EXERCISE TASK: Please pull out every line that includes the string "Over".

### PROVIDED RECORDS ###

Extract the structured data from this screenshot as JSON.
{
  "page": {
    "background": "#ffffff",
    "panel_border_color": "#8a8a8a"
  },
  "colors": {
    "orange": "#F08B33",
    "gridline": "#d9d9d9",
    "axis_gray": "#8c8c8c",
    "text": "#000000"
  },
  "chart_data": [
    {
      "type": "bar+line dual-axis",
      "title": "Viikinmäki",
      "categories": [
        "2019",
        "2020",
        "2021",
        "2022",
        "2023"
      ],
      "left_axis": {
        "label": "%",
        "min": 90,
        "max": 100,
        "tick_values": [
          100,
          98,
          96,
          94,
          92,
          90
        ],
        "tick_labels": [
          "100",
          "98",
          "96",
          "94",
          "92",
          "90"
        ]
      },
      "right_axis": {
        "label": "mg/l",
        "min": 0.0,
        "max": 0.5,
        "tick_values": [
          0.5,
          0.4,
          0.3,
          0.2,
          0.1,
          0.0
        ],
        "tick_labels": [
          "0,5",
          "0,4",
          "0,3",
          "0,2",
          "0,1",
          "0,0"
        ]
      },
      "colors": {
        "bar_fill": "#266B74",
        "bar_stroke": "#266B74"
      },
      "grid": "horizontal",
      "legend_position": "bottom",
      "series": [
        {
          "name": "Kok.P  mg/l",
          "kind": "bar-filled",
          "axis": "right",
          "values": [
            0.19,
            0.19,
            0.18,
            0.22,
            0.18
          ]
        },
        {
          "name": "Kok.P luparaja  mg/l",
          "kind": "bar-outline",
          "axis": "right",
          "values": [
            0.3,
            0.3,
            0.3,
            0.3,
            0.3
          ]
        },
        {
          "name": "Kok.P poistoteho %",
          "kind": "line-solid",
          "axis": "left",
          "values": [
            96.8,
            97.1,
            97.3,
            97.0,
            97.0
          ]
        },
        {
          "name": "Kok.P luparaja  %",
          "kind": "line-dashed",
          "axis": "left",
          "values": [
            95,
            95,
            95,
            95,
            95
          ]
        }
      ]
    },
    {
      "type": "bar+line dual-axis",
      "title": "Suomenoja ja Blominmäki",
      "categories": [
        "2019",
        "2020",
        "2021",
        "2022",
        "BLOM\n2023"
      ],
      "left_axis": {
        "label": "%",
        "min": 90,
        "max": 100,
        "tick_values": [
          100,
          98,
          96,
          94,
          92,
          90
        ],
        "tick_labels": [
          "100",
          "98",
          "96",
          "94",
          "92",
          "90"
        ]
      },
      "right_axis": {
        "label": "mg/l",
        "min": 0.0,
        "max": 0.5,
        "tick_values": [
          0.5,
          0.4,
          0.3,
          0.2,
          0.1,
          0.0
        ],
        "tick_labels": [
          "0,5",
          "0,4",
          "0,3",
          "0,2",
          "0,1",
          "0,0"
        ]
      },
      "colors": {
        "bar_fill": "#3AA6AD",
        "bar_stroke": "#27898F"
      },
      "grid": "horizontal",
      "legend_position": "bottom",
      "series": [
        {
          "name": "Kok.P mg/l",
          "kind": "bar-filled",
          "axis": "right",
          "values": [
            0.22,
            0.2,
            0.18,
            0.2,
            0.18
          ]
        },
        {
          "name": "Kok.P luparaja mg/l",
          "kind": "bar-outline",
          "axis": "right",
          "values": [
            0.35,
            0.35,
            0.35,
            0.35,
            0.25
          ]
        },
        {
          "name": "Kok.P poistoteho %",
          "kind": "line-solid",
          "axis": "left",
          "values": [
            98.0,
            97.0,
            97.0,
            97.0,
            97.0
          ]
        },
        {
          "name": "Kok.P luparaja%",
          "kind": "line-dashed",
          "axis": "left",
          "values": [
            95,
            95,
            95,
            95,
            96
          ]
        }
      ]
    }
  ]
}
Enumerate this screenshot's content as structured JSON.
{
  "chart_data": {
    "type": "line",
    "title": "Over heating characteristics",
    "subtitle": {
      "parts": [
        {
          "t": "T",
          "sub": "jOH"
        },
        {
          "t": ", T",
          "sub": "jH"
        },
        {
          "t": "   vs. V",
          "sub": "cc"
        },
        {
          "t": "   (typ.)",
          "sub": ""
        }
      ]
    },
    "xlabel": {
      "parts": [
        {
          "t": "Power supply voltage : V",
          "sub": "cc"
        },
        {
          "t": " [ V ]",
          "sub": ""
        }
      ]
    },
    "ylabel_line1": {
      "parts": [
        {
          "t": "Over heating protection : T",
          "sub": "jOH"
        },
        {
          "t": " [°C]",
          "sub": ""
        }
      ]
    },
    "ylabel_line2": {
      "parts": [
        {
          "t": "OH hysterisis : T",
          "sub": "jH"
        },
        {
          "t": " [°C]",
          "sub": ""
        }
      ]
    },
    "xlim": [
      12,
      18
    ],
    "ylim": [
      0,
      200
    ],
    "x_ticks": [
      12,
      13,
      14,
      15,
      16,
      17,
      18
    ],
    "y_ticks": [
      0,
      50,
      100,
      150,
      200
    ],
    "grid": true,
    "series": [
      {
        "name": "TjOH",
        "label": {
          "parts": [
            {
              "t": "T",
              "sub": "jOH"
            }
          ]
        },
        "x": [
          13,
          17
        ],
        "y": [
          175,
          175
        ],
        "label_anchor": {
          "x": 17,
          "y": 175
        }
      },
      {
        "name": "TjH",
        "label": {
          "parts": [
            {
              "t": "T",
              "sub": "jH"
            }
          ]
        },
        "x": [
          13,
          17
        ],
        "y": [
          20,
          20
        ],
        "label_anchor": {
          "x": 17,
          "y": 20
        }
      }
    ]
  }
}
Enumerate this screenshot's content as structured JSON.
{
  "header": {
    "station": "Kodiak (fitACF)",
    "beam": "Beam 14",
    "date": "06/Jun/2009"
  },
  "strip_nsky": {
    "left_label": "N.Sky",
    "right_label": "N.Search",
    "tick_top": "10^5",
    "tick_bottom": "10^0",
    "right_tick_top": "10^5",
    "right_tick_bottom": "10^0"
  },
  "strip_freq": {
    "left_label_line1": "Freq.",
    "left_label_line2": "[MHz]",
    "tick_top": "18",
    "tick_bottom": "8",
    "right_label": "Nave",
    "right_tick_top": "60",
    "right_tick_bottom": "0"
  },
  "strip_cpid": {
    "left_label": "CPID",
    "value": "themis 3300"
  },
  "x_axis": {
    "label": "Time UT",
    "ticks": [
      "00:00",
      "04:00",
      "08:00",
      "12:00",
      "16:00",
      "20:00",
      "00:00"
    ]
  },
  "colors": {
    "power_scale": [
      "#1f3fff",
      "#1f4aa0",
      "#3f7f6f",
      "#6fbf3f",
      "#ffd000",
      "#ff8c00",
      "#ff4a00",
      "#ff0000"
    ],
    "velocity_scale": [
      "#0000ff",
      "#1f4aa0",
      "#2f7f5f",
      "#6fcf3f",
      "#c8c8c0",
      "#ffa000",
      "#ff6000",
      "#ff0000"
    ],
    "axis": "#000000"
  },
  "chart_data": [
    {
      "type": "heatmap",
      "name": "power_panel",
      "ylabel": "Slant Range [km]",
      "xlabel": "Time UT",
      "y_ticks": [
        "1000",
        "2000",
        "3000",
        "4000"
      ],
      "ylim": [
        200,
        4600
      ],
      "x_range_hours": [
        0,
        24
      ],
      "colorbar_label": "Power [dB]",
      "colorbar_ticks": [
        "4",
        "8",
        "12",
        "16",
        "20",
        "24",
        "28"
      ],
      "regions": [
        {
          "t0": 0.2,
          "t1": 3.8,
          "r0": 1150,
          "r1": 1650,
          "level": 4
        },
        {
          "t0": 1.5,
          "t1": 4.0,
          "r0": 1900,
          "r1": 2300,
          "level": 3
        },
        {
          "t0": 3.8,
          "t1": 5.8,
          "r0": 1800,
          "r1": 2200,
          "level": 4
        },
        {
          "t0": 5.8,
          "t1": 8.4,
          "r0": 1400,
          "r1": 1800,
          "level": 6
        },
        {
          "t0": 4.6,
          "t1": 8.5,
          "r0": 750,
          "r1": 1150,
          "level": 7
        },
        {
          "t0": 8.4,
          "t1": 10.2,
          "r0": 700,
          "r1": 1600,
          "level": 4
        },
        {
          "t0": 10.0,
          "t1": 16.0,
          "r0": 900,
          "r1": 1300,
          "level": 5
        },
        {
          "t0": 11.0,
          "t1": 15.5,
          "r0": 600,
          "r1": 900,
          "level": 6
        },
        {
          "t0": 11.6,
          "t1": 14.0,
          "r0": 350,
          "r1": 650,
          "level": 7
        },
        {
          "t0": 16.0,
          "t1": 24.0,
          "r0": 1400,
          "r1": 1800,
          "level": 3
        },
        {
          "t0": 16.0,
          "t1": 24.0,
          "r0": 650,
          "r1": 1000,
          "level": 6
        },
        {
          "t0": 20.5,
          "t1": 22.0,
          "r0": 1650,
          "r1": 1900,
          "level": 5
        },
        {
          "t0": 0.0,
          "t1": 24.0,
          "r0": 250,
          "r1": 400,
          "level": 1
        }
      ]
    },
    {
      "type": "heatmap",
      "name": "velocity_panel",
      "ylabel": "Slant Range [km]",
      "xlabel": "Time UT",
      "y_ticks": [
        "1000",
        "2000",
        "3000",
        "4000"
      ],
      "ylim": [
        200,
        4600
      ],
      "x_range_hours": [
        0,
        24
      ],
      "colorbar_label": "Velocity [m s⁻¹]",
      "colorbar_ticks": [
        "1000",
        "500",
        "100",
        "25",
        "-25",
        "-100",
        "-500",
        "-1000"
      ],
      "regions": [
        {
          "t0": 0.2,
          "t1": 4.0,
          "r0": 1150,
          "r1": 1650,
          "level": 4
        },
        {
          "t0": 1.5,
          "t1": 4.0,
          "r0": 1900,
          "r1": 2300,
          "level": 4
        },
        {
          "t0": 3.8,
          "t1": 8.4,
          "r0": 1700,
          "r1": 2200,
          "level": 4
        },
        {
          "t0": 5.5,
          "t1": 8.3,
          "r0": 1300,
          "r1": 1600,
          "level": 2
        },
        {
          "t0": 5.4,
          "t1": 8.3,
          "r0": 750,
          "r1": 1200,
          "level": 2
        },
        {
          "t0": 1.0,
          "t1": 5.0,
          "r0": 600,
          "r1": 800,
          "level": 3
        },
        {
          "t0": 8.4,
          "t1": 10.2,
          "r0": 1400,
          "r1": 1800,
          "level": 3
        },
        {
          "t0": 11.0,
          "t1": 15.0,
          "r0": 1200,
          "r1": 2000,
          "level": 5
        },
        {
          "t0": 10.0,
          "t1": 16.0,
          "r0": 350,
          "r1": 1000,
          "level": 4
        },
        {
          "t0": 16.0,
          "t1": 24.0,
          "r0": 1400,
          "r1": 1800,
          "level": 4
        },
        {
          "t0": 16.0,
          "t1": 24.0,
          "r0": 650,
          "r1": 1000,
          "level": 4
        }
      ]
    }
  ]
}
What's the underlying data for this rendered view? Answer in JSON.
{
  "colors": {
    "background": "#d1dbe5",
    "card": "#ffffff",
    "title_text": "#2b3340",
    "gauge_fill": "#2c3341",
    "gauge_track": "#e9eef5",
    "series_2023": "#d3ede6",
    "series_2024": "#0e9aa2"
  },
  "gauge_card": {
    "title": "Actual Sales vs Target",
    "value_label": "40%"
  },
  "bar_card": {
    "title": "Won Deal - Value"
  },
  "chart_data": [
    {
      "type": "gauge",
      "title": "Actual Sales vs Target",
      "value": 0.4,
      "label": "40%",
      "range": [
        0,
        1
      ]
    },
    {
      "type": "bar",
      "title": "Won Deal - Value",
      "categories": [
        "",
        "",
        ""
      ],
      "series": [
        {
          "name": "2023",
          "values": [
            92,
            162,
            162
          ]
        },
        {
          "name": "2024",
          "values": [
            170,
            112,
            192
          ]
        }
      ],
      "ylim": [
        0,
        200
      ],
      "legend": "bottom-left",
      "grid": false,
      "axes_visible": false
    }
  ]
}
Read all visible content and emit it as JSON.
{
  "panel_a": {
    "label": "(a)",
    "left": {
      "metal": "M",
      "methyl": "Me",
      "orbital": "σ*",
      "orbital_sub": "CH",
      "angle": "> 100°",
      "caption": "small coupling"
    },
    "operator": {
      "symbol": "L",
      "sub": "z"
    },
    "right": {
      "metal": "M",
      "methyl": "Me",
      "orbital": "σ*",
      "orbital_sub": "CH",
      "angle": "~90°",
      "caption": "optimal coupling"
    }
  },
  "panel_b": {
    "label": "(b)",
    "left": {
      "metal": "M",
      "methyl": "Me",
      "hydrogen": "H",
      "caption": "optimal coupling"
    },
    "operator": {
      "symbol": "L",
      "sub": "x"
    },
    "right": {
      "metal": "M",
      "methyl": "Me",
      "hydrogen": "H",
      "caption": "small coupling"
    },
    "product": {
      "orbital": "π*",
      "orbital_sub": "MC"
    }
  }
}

###

RESULT:
    "title": "Over heating characteristics",
          "t": "Over heating protection : T",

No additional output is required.